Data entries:
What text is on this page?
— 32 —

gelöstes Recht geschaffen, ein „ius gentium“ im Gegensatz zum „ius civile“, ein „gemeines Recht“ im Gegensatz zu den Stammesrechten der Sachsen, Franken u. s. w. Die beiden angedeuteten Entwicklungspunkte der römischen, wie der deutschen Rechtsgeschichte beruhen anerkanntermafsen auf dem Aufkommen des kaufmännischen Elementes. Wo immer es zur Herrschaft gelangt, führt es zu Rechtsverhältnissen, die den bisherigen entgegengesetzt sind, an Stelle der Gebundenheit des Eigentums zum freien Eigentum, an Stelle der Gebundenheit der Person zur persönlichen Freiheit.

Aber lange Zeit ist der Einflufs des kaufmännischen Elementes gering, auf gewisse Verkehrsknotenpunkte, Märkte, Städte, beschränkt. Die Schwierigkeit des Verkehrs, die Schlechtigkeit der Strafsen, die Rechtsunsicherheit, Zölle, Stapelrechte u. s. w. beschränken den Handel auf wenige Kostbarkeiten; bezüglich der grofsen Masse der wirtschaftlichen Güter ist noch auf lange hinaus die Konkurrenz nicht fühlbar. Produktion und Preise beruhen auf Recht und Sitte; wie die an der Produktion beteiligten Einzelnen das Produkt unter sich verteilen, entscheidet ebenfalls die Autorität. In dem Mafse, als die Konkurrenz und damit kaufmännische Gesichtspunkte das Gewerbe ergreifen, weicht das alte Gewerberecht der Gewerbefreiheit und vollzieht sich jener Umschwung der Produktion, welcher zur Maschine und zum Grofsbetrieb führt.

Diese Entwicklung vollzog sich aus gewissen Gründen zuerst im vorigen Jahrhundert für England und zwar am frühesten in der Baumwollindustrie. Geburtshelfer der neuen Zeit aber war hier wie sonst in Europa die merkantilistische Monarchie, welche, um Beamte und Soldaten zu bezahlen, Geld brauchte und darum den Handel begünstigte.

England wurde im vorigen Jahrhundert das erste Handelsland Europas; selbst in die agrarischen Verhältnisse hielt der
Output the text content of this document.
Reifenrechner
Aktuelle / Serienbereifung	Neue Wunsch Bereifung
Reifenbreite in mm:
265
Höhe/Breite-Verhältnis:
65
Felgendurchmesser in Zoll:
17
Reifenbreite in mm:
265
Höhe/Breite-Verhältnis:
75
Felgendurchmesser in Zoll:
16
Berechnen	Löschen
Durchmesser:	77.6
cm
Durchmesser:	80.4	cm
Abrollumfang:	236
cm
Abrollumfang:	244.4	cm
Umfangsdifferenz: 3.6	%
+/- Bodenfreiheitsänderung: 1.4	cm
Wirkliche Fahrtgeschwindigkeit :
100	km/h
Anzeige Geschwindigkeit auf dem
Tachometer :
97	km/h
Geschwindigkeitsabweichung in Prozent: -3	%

> WHAT YOU HAVE TO DO: How many of the lines above include the word "England"? Respond with the number alone.

> RIGHT ANSWER: 2